* What to produce:
Starting at the first line, copy the data below through to the end, exactly.

===== Input data

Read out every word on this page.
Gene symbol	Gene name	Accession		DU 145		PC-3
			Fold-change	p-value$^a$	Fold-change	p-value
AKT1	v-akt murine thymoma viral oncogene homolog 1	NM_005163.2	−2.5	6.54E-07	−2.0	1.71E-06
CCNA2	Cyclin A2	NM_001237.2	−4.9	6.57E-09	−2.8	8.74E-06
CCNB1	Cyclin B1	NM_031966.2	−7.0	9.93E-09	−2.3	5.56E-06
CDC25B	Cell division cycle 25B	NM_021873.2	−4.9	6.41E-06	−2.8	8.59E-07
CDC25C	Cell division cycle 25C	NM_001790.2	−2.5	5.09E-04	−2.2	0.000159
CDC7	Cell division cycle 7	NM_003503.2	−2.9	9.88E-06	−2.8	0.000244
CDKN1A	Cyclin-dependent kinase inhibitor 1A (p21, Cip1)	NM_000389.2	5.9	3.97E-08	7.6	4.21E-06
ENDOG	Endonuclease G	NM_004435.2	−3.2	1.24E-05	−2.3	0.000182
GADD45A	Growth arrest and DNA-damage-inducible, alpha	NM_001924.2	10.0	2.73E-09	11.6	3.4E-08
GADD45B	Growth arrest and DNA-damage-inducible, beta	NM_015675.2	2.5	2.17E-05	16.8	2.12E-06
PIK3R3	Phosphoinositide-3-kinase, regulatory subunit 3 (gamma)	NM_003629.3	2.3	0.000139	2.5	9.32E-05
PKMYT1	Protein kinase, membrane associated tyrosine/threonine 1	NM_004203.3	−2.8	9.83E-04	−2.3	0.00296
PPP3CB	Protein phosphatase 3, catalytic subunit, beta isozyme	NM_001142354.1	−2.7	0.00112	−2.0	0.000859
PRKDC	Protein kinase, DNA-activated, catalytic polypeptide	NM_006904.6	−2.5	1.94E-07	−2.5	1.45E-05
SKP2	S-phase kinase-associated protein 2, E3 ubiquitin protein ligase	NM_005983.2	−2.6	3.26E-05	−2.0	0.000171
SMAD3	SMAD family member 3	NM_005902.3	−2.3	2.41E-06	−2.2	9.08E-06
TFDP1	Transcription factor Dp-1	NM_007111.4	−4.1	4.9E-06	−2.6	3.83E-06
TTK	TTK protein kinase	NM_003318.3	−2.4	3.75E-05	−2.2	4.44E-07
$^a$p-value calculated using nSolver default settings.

==========

* Task answer:
Read out every word on this page.
Gene symbol	Gene name	Accession		DU 145		PC-3
			Fold-change	p-value$^a$	Fold-change	p-value
AKT1	v-akt murine thymoma viral oncogene homolog 1	NM_005163.2	−2.5	6.54E-07	−2.0	1.71E-06
CCNA2	Cyclin A2	NM_001237.2	−4.9	6.57E-09	−2.8	8.74E-06
CCNB1	Cyclin B1	NM_031966.2	−7.0	9.93E-09	−2.3	5.56E-06
CDC25B	Cell division cycle 25B	NM_021873.2	−4.9	6.41E-06	−2.8	8.59E-07
CDC25C	Cell division cycle 25C	NM_001790.2	−2.5	5.09E-04	−2.2	0.000159
CDC7	Cell division cycle 7	NM_003503.2	−2.9	9.88E-06	−2.8	0.000244
CDKN1A	Cyclin-dependent kinase inhibitor 1A (p21, Cip1)	NM_000389.2	5.9	3.97E-08	7.6	4.21E-06
ENDOG	Endonuclease G	NM_004435.2	−3.2	1.24E-05	−2.3	0.000182
GADD45A	Growth arrest and DNA-damage-inducible, alpha	NM_001924.2	10.0	2.73E-09	11.6	3.4E-08
GADD45B	Growth arrest and DNA-damage-inducible, beta	NM_015675.2	2.5	2.17E-05	16.8	2.12E-06
PIK3R3	Phosphoinositide-3-kinase, regulatory subunit 3 (gamma)	NM_003629.3	2.3	0.000139	2.5	9.32E-05
PKMYT1	Protein kinase, membrane associated tyrosine/threonine 1	NM_004203.3	−2.8	9.83E-04	−2.3	0.00296
PPP3CB	Protein phosphatase 3, catalytic subunit, beta isozyme	NM_001142354.1	−2.7	0.00112	−2.0	0.000859
PRKDC	Protein kinase, DNA-activated, catalytic polypeptide	NM_006904.6	−2.5	1.94E-07	−2.5	1.45E-05
SKP2	S-phase kinase-associated protein 2, E3 ubiquitin protein ligase	NM_005983.2	−2.6	3.26E-05	−2.0	0.000171
SMAD3	SMAD family member 3	NM_005902.3	−2.3	2.41E-06	−2.2	9.08E-06
TFDP1	Transcription factor Dp-1	NM_007111.4	−4.1	4.9E-06	−2.6	3.83E-06
TTK	TTK protein kinase	NM_003318.3	−2.4	3.75E-05	−2.2	4.44E-07
$^a$p-value calculated using nSolver default settings.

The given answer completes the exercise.